**TASK PROMPT**
Render each line of the data below as a Markdown table with two columns, Row and Line. Number the rows in order and omit any blank lines.

**INFORMATION GIVEN**
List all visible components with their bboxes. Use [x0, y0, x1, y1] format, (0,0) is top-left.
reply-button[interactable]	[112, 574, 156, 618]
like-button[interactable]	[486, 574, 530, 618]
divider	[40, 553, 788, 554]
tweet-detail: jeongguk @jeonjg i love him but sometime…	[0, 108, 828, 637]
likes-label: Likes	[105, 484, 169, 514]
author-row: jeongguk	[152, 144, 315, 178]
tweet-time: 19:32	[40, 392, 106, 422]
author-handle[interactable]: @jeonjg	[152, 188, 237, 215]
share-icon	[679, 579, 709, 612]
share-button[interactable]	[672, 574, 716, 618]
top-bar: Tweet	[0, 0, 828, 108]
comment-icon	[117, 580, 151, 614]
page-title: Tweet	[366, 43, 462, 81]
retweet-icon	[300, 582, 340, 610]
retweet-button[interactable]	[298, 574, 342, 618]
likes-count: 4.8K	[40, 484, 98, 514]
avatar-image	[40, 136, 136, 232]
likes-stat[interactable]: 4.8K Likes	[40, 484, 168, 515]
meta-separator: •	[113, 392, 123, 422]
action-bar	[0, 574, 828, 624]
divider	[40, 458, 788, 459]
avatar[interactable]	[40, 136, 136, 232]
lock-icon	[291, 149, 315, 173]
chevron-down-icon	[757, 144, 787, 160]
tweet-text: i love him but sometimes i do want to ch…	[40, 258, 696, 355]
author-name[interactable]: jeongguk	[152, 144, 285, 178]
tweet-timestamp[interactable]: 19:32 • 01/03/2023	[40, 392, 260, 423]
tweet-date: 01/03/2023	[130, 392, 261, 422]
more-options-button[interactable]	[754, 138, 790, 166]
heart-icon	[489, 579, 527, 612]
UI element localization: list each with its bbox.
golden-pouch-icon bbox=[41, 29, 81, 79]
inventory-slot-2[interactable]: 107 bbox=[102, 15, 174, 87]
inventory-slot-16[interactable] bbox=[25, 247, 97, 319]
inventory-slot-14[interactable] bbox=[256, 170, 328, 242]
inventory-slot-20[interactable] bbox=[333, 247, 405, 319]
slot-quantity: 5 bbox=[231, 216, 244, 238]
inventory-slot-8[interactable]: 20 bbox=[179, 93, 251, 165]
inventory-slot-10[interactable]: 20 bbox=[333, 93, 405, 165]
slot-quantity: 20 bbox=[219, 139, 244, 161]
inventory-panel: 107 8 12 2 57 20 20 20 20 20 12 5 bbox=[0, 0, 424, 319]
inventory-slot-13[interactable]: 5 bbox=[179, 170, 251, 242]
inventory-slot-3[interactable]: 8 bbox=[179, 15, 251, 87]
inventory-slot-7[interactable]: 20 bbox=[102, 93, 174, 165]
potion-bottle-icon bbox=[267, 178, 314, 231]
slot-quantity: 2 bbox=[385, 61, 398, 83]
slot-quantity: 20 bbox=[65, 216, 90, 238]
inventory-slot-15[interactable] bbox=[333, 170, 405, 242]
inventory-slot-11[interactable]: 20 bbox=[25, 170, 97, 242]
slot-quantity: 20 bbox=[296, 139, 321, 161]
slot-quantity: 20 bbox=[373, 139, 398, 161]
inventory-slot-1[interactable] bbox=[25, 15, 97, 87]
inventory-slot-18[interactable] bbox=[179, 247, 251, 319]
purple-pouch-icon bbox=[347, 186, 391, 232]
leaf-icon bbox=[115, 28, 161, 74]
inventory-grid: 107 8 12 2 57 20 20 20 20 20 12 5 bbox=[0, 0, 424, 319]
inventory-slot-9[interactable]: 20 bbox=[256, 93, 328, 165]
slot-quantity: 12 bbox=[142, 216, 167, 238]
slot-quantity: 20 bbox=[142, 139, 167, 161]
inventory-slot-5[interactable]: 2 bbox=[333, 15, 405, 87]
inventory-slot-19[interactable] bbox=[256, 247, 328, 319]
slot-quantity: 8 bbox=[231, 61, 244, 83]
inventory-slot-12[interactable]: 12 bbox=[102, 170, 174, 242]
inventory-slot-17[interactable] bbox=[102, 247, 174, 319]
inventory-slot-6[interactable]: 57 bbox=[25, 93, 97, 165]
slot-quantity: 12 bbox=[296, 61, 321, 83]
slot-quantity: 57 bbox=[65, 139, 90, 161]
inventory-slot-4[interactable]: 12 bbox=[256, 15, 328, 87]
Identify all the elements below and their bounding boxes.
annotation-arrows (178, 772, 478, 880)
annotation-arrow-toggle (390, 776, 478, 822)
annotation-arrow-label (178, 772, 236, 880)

**PROBLEM SOLUTION**
| Row | Line |
|---|---|
| 1 | List all visible components with their bboxes. Use [x0, y0, x1, y1] format, (0,0) is top-left. |
| 2 | reply-button[interactable]	[112, 574, 156, 618] |
| 3 | like-button[interactable]	[486, 574, 530, 618] |
| 4 | divider	[40, 553, 788, 554] |
| 5 | tweet-detail: jeongguk @jeonjg i love him but sometime…	[0, 108, 828, 637] |
| 6 | likes-label: Likes	[105, 484, 169, 514] |
| 7 | author-row: jeongguk	[152, 144, 315, 178] |
| 8 | tweet-time: 19:32	[40, 392, 106, 422] |
| 9 | author-handle[interactable]: @jeonjg	[152, 188, 237, 215] |
| 10 | share-icon	[679, 579, 709, 612] |
| 11 | share-button[interactable]	[672, 574, 716, 618] |
| 12 | top-bar: Tweet	[0, 0, 828, 108] |
| 13 | comment-icon	[117, 580, 151, 614] |
| 14 | page-title: Tweet	[366, 43, 462, 81] |
| 15 | retweet-icon	[300, 582, 340, 610] |
| 16 | retweet-button[interactable]	[298, 574, 342, 618] |
| 17 | likes-count: 4.8K	[40, 484, 98, 514] |
| 18 | avatar-image	[40, 136, 136, 232] |
| 19 | likes-stat[interactable]: 4.8K Likes	[40, 484, 168, 515] |
| 20 | meta-separator: •	[113, 392, 123, 422] |
| 21 | action-bar	[0, 574, 828, 624] |
| 22 | divider	[40, 458, 788, 459] |
| 23 | avatar[interactable]	[40, 136, 136, 232] |
| 24 | lock-icon	[291, 149, 315, 173] |
| 25 | chevron-down-icon	[757, 144, 787, 160] |
| 26 | tweet-text: i love him but sometimes i do want to ch…	[40, 258, 696, 355] |
| 27 | author-name[interactable]: jeongguk	[152, 144, 285, 178] |
| 28 | tweet-timestamp[interactable]: 19:32 • 01/03/2023	[40, 392, 260, 423] |
| 29 | tweet-date: 01/03/2023	[130, 392, 261, 422] |
| 30 | more-options-button[interactable]	[754, 138, 790, 166] |
| 31 | heart-icon	[489, 579, 527, 612] |
| 32 | UI element localization: list each with its bbox. |
| 33 | golden-pouch-icon bbox=[41, 29, 81, 79] |
| 34 | inventory-slot-2[interactable]: 107 bbox=[102, 15, 174, 87] |
| 35 | inventory-slot-16[interactable] bbox=[25, 247, 97, 319] |
| 36 | inventory-slot-14[interactable] bbox=[256, 170, 328, 242] |
| 37 | inventory-slot-20[interactable] bbox=[333, 247, 405, 319] |
| 38 | slot-quantity: 5 bbox=[231, 216, 244, 238] |
| 39 | inventory-slot-8[interactable]: 20 bbox=[179, 93, 251, 165] |
| 40 | inventory-slot-10[interactable]: 20 bbox=[333, 93, 405, 165] |
| 41 | slot-quantity: 20 bbox=[219, 139, 244, 161] |
| 42 | inventory-panel: 107 8 12 2 57 20 20 20 20 20 12 5 bbox=[0, 0, 424, 319] |
| 43 | inventory-slot-13[interactable]: 5 bbox=[179, 170, 251, 242] |
| 44 | inventory-slot-3[interactable]: 8 bbox=[179, 15, 251, 87] |
| 45 | inventory-slot-7[interactable]: 20 bbox=[102, 93, 174, 165] |
| 46 | potion-bottle-icon bbox=[267, 178, 314, 231] |
| 47 | slot-quantity: 2 bbox=[385, 61, 398, 83] |
| 48 | slot-quantity: 20 bbox=[65, 216, 90, 238] |
| 49 | inventory-slot-15[interactable] bbox=[333, 170, 405, 242] |
| 50 | inventory-slot-11[interactable]: 20 bbox=[25, 170, 97, 242] |
| 51 | slot-quantity: 20 bbox=[296, 139, 321, 161] |
| 52 | slot-quantity: 20 bbox=[373, 139, 398, 161] |
| 53 | inventory-slot-1[interactable] bbox=[25, 15, 97, 87] |
| 54 | inventory-slot-18[interactable] bbox=[179, 247, 251, 319] |
| 55 | purple-pouch-icon bbox=[347, 186, 391, 232] |
| 56 | leaf-icon bbox=[115, 28, 161, 74] |
| 57 | inventory-grid: 107 8 12 2 57 20 20 20 20 20 12 5 bbox=[0, 0, 424, 319] |
| 58 | inventory-slot-9[interactable]: 20 bbox=[256, 93, 328, 165] |
| 59 | slot-quantity: 12 bbox=[142, 216, 167, 238] |
| 60 | slot-quantity: 20 bbox=[142, 139, 167, 161] |
| 61 | inventory-slot-5[interactable]: 2 bbox=[333, 15, 405, 87] |
| 62 | inventory-slot-19[interactable] bbox=[256, 247, 328, 319] |
| 63 | slot-quantity: 8 bbox=[231, 61, 244, 83] |
| 64 | inventory-slot-12[interactable]: 12 bbox=[102, 170, 174, 242] |
| 65 | inventory-slot-17[interactable] bbox=[102, 247, 174, 319] |
| 66 | inventory-slot-6[interactable]: 57 bbox=[25, 93, 97, 165] |
| 67 | slot-quantity: 12 bbox=[296, 61, 321, 83] |
| 68 | slot-quantity: 57 bbox=[65, 139, 90, 161] |
| 69 | inventory-slot-4[interactable]: 12 bbox=[256, 15, 328, 87] |
| 70 | Identify all the elements below and their bounding boxes. |
| 71 | annotation-arrows (178, 772, 478, 880) |
| 72 | annotation-arrow-toggle (390, 776, 478, 822) |
| 73 | annotation-arrow-label (178, 772, 236, 880) |